* _Task to carry out_: Scan each line of the records for the word "temperature" and extract the ones that have it.

(Recorded data)
********

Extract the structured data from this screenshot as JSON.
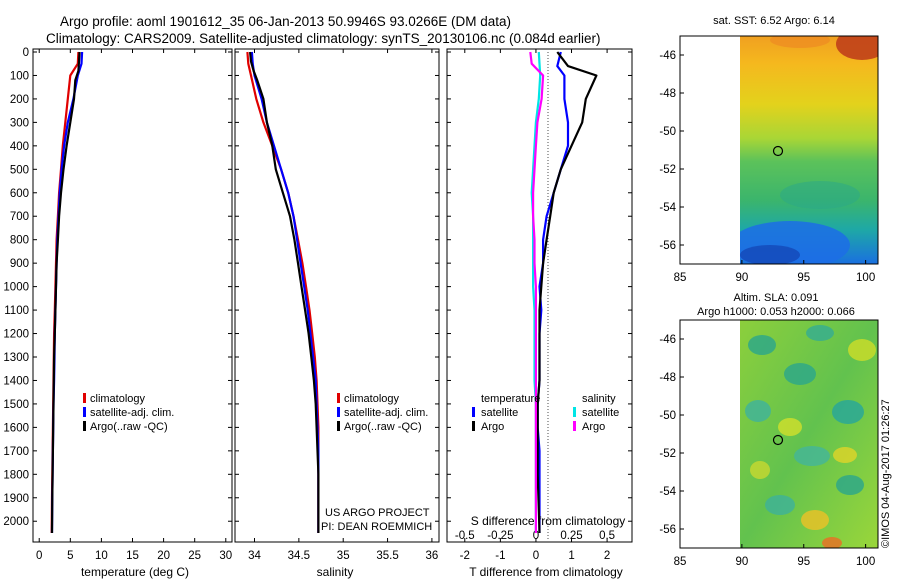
{
  "title": {
    "line1": "Argo profile: aoml 1901612_35 06-Jan-2013 50.9946S 93.0266E (DM data)",
    "line2": "Climatology: CARS2009. Satellite-adjusted climatology: synTS_20130106.nc (0.084d earlier)"
  },
  "colors": {
    "climatology": "#e00000",
    "satellite": "#0000ff",
    "argo": "#000000",
    "satellite_s": "#00e5e5",
    "argo_s": "#ff00ff"
  },
  "chart_data": [
    {
      "type": "line",
      "panel": "temperature",
      "xlabel": "temperature (deg C)",
      "ylabel": "",
      "xlim": [
        -1,
        31
      ],
      "ylim": [
        2080,
        0
      ],
      "xticks": [
        0,
        5,
        10,
        15,
        20,
        25,
        30
      ],
      "yticks": [
        0,
        100,
        200,
        300,
        400,
        500,
        600,
        700,
        800,
        900,
        1000,
        1100,
        1200,
        1300,
        1400,
        1500,
        1600,
        1700,
        1800,
        1900,
        2000
      ],
      "legend": [
        "climatology",
        "satellite-adj. clim.",
        "Argo(..raw -QC)"
      ],
      "legend_position": "lower-center",
      "series": [
        {
          "name": "climatology",
          "color_key": "climatology",
          "x": [
            6.3,
            6.2,
            5.0,
            4.6,
            4.2,
            3.8,
            3.5,
            3.2,
            3.0,
            2.8,
            2.7,
            2.6,
            2.5,
            2.4,
            2.35,
            2.3,
            2.25,
            2.2,
            2.15,
            2.1,
            2.05,
            2.0
          ],
          "y": [
            0,
            50,
            100,
            200,
            300,
            400,
            500,
            600,
            700,
            800,
            900,
            1000,
            1100,
            1200,
            1300,
            1400,
            1500,
            1600,
            1700,
            1800,
            1900,
            2050
          ]
        },
        {
          "name": "satellite-adj. clim.",
          "color_key": "satellite",
          "x": [
            6.9,
            6.8,
            6.2,
            5.5,
            4.6,
            4.0,
            3.6,
            3.3,
            3.1,
            2.9,
            2.8,
            2.7,
            2.6,
            2.5,
            2.45,
            2.4,
            2.3,
            2.25,
            2.2,
            2.15,
            2.1,
            2.05
          ],
          "y": [
            0,
            50,
            100,
            200,
            300,
            400,
            500,
            600,
            700,
            800,
            900,
            1000,
            1100,
            1200,
            1300,
            1400,
            1500,
            1600,
            1700,
            1800,
            1900,
            2050
          ]
        },
        {
          "name": "Argo(..raw -QC)",
          "color_key": "argo",
          "x": [
            6.5,
            6.4,
            6.3,
            5.8,
            5.6,
            5.0,
            4.4,
            3.9,
            3.5,
            3.2,
            3.0,
            2.8,
            2.7,
            2.6,
            2.5,
            2.4,
            2.35,
            2.3,
            2.25,
            2.2,
            2.15,
            2.1,
            2.05
          ],
          "y": [
            0,
            40,
            80,
            120,
            200,
            300,
            400,
            500,
            600,
            700,
            800,
            900,
            1000,
            1100,
            1200,
            1300,
            1400,
            1500,
            1600,
            1700,
            1800,
            1900,
            2050
          ]
        }
      ]
    },
    {
      "type": "line",
      "panel": "salinity",
      "xlabel": "salinity",
      "ylabel": "",
      "xlim": [
        33.78,
        36.08
      ],
      "ylim": [
        2080,
        0
      ],
      "xticks": [
        34,
        34.5,
        35,
        35.5,
        36
      ],
      "legend": [
        "climatology",
        "satellite-adj. clim.",
        "Argo(..raw -QC)"
      ],
      "legend_position": "lower-right",
      "annotation": [
        "US ARGO PROJECT",
        "PI: DEAN ROEMMICH"
      ],
      "series": [
        {
          "name": "climatology",
          "color_key": "climatology",
          "x": [
            33.92,
            33.93,
            33.96,
            34.02,
            34.1,
            34.2,
            34.3,
            34.38,
            34.44,
            34.49,
            34.54,
            34.58,
            34.62,
            34.65,
            34.68,
            34.7,
            34.71,
            34.72,
            34.72,
            34.72,
            34.72,
            34.72
          ],
          "y": [
            0,
            50,
            100,
            200,
            300,
            400,
            500,
            600,
            700,
            800,
            900,
            1000,
            1100,
            1200,
            1300,
            1400,
            1500,
            1600,
            1700,
            1800,
            1900,
            2050
          ]
        },
        {
          "name": "satellite-adj. clim.",
          "color_key": "satellite",
          "x": [
            33.97,
            33.98,
            34.0,
            34.08,
            34.14,
            34.22,
            34.3,
            34.38,
            34.44,
            34.48,
            34.52,
            34.56,
            34.6,
            34.63,
            34.66,
            34.69,
            34.7,
            34.71,
            34.72,
            34.72,
            34.72,
            34.72
          ],
          "y": [
            0,
            50,
            100,
            200,
            300,
            400,
            500,
            600,
            700,
            800,
            900,
            1000,
            1100,
            1200,
            1300,
            1400,
            1500,
            1600,
            1700,
            1800,
            1900,
            2050
          ]
        },
        {
          "name": "Argo(..raw -QC)",
          "color_key": "argo",
          "x": [
            33.95,
            33.96,
            33.99,
            34.03,
            34.1,
            34.14,
            34.2,
            34.24,
            34.32,
            34.4,
            34.45,
            34.49,
            34.53,
            34.57,
            34.61,
            34.64,
            34.67,
            34.69,
            34.7,
            34.71,
            34.72,
            34.72,
            34.72
          ],
          "y": [
            0,
            40,
            80,
            120,
            200,
            300,
            400,
            500,
            600,
            700,
            800,
            900,
            1000,
            1100,
            1200,
            1300,
            1400,
            1500,
            1600,
            1700,
            1800,
            1900,
            2050
          ]
        }
      ]
    },
    {
      "type": "line",
      "panel": "differences",
      "xlabel": "T difference from climatology",
      "xlabel2": "S difference from climatology",
      "xlim": [
        -2.5,
        2.7
      ],
      "x2lim": [
        -0.625,
        0.675
      ],
      "ylim": [
        2080,
        0
      ],
      "xticks": [
        -2,
        -1,
        0,
        1,
        2
      ],
      "x2ticks": [
        "-0.5",
        "-0.25",
        "0",
        "0.25",
        "0.5"
      ],
      "legend_titles": [
        "temperature",
        "salinity"
      ],
      "legend": [
        "satellite",
        "Argo",
        "satellite",
        "Argo"
      ],
      "legend_position": "lower-center",
      "series": [
        {
          "name": "satellite",
          "group": "temperature",
          "color_key": "satellite",
          "x": [
            0.7,
            0.6,
            0.8,
            0.8,
            0.9,
            0.9,
            0.7,
            0.5,
            0.3,
            0.2,
            0.2,
            0.1,
            0.15,
            0.1,
            0.1,
            0.1,
            0.05,
            0.05,
            0.1,
            0.1,
            0.1
          ],
          "y": [
            0,
            60,
            100,
            200,
            300,
            400,
            500,
            600,
            700,
            800,
            900,
            1000,
            1100,
            1200,
            1300,
            1400,
            1500,
            1600,
            1700,
            1800,
            2050
          ]
        },
        {
          "name": "Argo",
          "group": "temperature",
          "color_key": "argo",
          "x": [
            0.6,
            0.9,
            1.7,
            1.4,
            1.3,
            1.0,
            0.7,
            0.5,
            0.4,
            0.3,
            0.2,
            0.15,
            0.1,
            0.1,
            0.1,
            0.1,
            0.05,
            0.05,
            0.05,
            0.05,
            0.1
          ],
          "y": [
            0,
            60,
            100,
            200,
            300,
            400,
            500,
            600,
            700,
            800,
            900,
            1000,
            1100,
            1200,
            1300,
            1400,
            1500,
            1600,
            1700,
            1800,
            2050
          ]
        },
        {
          "name": "satellite",
          "group": "salinity",
          "color_key": "satellite_s",
          "x": [
            0.02,
            0.03,
            0.02,
            0.0,
            -0.01,
            -0.02,
            -0.03,
            -0.02,
            -0.02,
            -0.02,
            -0.02,
            -0.01,
            -0.01,
            -0.01,
            -0.01,
            0.0,
            0.0,
            0.0,
            0.0
          ],
          "y": [
            0,
            100,
            200,
            300,
            400,
            500,
            600,
            700,
            800,
            900,
            1000,
            1100,
            1200,
            1300,
            1400,
            1500,
            1600,
            1700,
            2050
          ]
        },
        {
          "name": "Argo",
          "group": "salinity",
          "color_key": "argo_s",
          "x": [
            -0.04,
            -0.03,
            0.05,
            0.04,
            0.01,
            0.0,
            -0.01,
            -0.02,
            -0.02,
            -0.01,
            -0.01,
            0.0,
            0.0
          ],
          "y": [
            0,
            50,
            100,
            200,
            300,
            400,
            500,
            600,
            700,
            800,
            900,
            1000,
            2050
          ]
        }
      ]
    },
    {
      "type": "heatmap",
      "panel": "sst_map",
      "title": "sat. SST: 6.52  Argo: 6.14",
      "xlim": [
        85,
        101
      ],
      "ylim": [
        -57,
        -45
      ],
      "xticks": [
        85,
        90,
        95,
        100
      ],
      "yticks": [
        -46,
        -48,
        -50,
        -52,
        -54,
        -56
      ],
      "profile_location": [
        93.0266,
        -50.9946
      ]
    },
    {
      "type": "heatmap",
      "panel": "sla_map",
      "title_lines": [
        "Altim. SLA: 0.091",
        "Argo h1000: 0.053 h2000: 0.066"
      ],
      "xlim": [
        85,
        101
      ],
      "ylim": [
        -57,
        -45
      ],
      "xticks": [
        85,
        90,
        95,
        100
      ],
      "yticks": [
        -46,
        -48,
        -50,
        -52,
        -54,
        -56
      ],
      "profile_location": [
        93.0266,
        -50.9946
      ]
    }
  ],
  "watermark": "©IMOS 04-Aug-2017 01:26:27"
}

********

* _Solution to this problem_:
      "panel": "temperature",
      "xlabel": "temperature (deg C)",
        "temperature",
          "group": "temperature",
          "group": "temperature",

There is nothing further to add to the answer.